## Consigne écrite
Rédigez la suite de l'article consacré à Angela Merkel, en commençant juste après sa dernière phrase.

Angela Merkel, la femme la plus puissante du monde ?

, par Hervé Moritz

Angela Merkel, la femme la plus puissante du monde ?
En 2008, Angela Merkel recevait déjà le prix Charlemagne de la ville d’Aix-la-Chapelle, récompensant les personnalités européennes illustres, contribuant activement à la construction européenne. - א Aleph (CC/Wiki).

Angela Merkel apparaît aujourd’hui comme une figure incontournable de la scène internationale. Surnommée « Mutti » par les Allemands, cette « mère » donne le tempo de la politique européenne sur tous les dossiers, de la crise grecque à celle des réfugiés en passant par la guerre en Ukraine. Portrait d’une femme qui siège parmi les puissants de ce monde.

L’année dernière, le prestigieux Time Magazine décernait le titre de « personnalité de l’année » à Angela Merkel, chancelière allemande, pour son engagement en faveur de l’accueil des réfugiés affluant vers l’Europe. Et ce, après plusieurs portraits du magazine Forbes, qui la décrit comme « la femme la plus puissante du monde ». Cette consécration, qui couronne sa carrière politique à la tête de la CDU puis de la République fédérale d’Allemagne depuis 2005, révèle le destin d’une femme de conviction, fine stratège politique, d’une femme qui vient de loin.

## Données fournies
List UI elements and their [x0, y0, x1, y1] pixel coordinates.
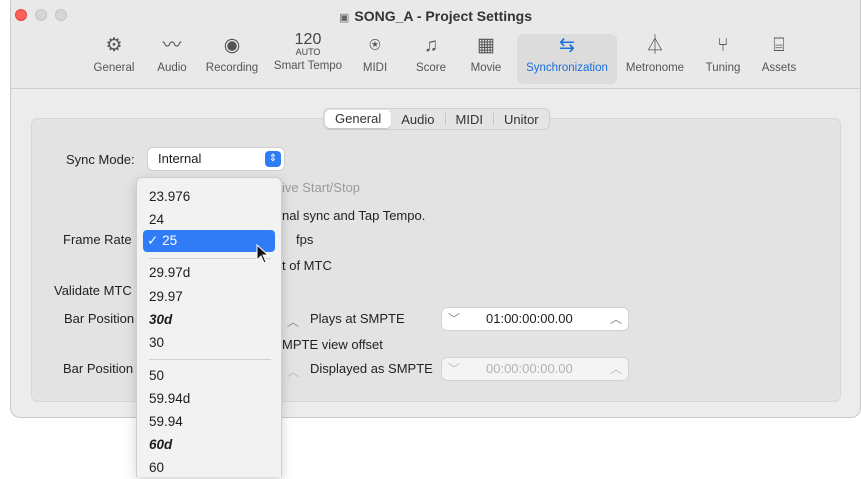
title-bar: ▣ SONG_A - Project Settings ⚙ General 〰 A… [11, 0, 860, 89]
mouse-pointer-icon [256, 243, 270, 269]
fps-label: fps [296, 232, 314, 247]
menu-item-60[interactable]: 60 [143, 457, 275, 479]
toolbar-label: Audio [157, 62, 187, 74]
frame-rate-label: Frame Rate [63, 232, 132, 247]
toolbar-label: Synchronization [526, 62, 608, 74]
tab-general[interactable]: General [325, 110, 392, 128]
tempo-display: 120 AUTO [269, 31, 347, 57]
tab-unitor[interactable]: Unitor [494, 112, 549, 127]
document-icon: ▣ [338, 12, 350, 24]
mtc-text: t of MTC [282, 258, 332, 273]
sync-icon: ⇆ [559, 35, 575, 56]
menu-divider [149, 359, 271, 360]
menu-item-30[interactable]: 30 [143, 332, 275, 354]
chevron-up-icon: ︿ [610, 362, 623, 376]
tab-audio[interactable]: Audio [391, 112, 444, 127]
bar-position-label-2: Bar Position [63, 361, 134, 376]
record-icon: ◉ [223, 35, 241, 56]
validate-mtc-label: Validate MTC [54, 283, 132, 298]
menu-item-24[interactable]: 24 [143, 209, 275, 231]
window-title: ▣ SONG_A - Project Settings [11, 8, 860, 24]
frame-rate-menu: 23.976 24 ✓ 25 29.97d 29.97 30d 30 50 59… [136, 177, 282, 477]
metronome-icon: ⏃ [645, 35, 665, 56]
internal-sync-text: nal sync and Tap Tempo. [282, 208, 426, 223]
sync-mode-label: Sync Mode: [66, 152, 135, 167]
toolbar-assets[interactable]: ⌸ Assets [755, 34, 803, 84]
sync-mode-value: Internal [158, 151, 202, 166]
menu-item-5994[interactable]: 59.94 [143, 411, 275, 433]
smpte-view-offset-text: MPTE view offset [282, 337, 383, 352]
tempo-value: 120 [294, 31, 322, 48]
smpte-value-1: 01:00:00:00.00 [486, 311, 573, 326]
chevron-up-icon: ︿ [287, 365, 300, 379]
menu-divider [149, 258, 271, 259]
toolbar-midi[interactable]: ⍟ MIDI [355, 34, 395, 84]
chevron-up-icon[interactable]: ︿ [287, 313, 299, 330]
toolbar-label: Metronome [625, 62, 685, 74]
chevron-up-icon[interactable]: ︿ [610, 308, 622, 330]
gear-icon: ⚙ [105, 35, 123, 56]
tempo-mode: AUTO [295, 47, 321, 57]
tab-segmented-control: General Audio MIDI Unitor [323, 108, 550, 130]
toolbar-label: Recording [205, 62, 259, 74]
chevron-down-icon[interactable]: ﹀ [448, 308, 460, 330]
menu-item-30d[interactable]: 30d [143, 309, 275, 331]
plays-at-smpte-label: Plays at SMPTE [310, 311, 405, 326]
toolbar-smart-tempo[interactable]: 120 AUTO Smart Tempo [269, 31, 347, 84]
menu-item-60d[interactable]: 60d [143, 434, 275, 456]
toolbar-label: Score [415, 62, 447, 74]
tuning-fork-icon: ⑂ [717, 35, 729, 56]
toolbar-label: MIDI [362, 62, 388, 74]
smpte-field-2: ﹀ 00:00:00:00.00 ︿ [442, 358, 628, 380]
tab-midi[interactable]: MIDI [446, 112, 493, 127]
sync-mode-popup[interactable]: Internal ⇕ [148, 148, 284, 170]
menu-item-5994d[interactable]: 59.94d [143, 388, 275, 410]
auto-enable-text: ive Start/Stop [282, 180, 361, 195]
toolbar-synchronization[interactable]: ⇆ Synchronization [517, 34, 617, 84]
score-icon: ♫ [423, 35, 439, 56]
menu-item-2997[interactable]: 29.97 [143, 286, 275, 308]
waveform-icon: 〰 [162, 35, 182, 56]
toolbar-score[interactable]: ♫ Score [409, 34, 453, 84]
menu-item-label: 25 [162, 233, 178, 248]
toolbar-label: General [93, 62, 135, 74]
toolbar-tuning[interactable]: ⑂ Tuning [699, 34, 747, 84]
smpte-field-1[interactable]: ﹀ 01:00:00:00.00 ︿ [442, 308, 628, 330]
toolbar-audio[interactable]: 〰 Audio [149, 34, 195, 84]
chevron-updown-icon: ⇕ [265, 151, 281, 167]
checkmark-icon: ✓ [147, 233, 159, 248]
film-icon: ▦ [477, 35, 495, 56]
settings-toolbar: ⚙ General 〰 Audio ◉ Recording 120 AUTO S… [11, 31, 860, 84]
menu-item-23976[interactable]: 23.976 [143, 186, 275, 208]
toolbar-label: Movie [470, 62, 502, 74]
toolbar-general[interactable]: ⚙ General [89, 34, 139, 84]
displayed-as-smpte-label: Displayed as SMPTE [310, 361, 433, 376]
menu-item-50[interactable]: 50 [143, 365, 275, 387]
briefcase-icon: ⌸ [773, 35, 785, 56]
toolbar-label: Smart Tempo [273, 60, 343, 72]
toolbar-label: Tuning [705, 62, 741, 74]
midi-icon: ⍟ [369, 35, 381, 56]
toolbar-recording[interactable]: ◉ Recording [199, 34, 265, 84]
toolbar-label: Assets [761, 62, 797, 74]
chevron-down-icon: ﹀ [448, 362, 461, 376]
window-title-text: SONG_A - Project Settings [354, 8, 533, 24]
toolbar-metronome[interactable]: ⏃ Metronome [619, 34, 691, 84]
smpte-value-2: 00:00:00:00.00 [486, 361, 573, 376]
toolbar-movie[interactable]: ▦ Movie [463, 34, 509, 84]
bar-position-label-1: Bar Position [64, 311, 135, 326]
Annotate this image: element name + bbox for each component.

## Réponse à la consigne
La petite fille de l’Est

Née à Hambourg, fille du pasteur Horst Kasner, Angela a grandi à l’Est, en RDA. Son père y obtient son premier poste et Angela Kasner déroule sa scolarité avec brio. Physicienne de formation, elle soutient sa thèse à l’Université Karl Marx de Leipzig, thèse saluée par une mention « très bien ». Peu active dans les mouvements d’opposition au gouvernement de l’Est, elle n’en adhère pas pour autant à ses idéaux.

Après 1990 et la réunification, Angela Merkel est propulsée dans l’arène politique en participant au cabinet de chancelier Kohl. En 2000, elle devient présidente de la CDU, le parti chrétien-démocrate allemand, succédant à Wolfgang Schäuble à qui elle doit une partie de son ascension. En 2005, elle prend la tête du gouvernement et ne quittera plus ce poste. Toujours très populaire auprès de l’opinion, la « Mutti » des citoyens allemands en est à son troisième mandat de chancelière, régnant en maître sur le Bundestag et le jeu politique d’Outre-Rhin.

Merkel donne le ton en Europe

Angela Merkel rythme également la politique européenne. Parfois dépeinte comme le nouveau « Bismarck » par ses détracteurs, imposant une « hégémonie allemande » à l’Europe, la chancelière n’est autre qu’une femme de caractère et de conviction, qui sait s’imposer dans les négociations et les jeux politiques. On se rappelle de ses intransigeances lors de la crise grecque, créancière d’un Etat au bord de la faillite, ce qui lui a valu la réputation de chantre de l’austérité et de l’ordolibéralisme allemand.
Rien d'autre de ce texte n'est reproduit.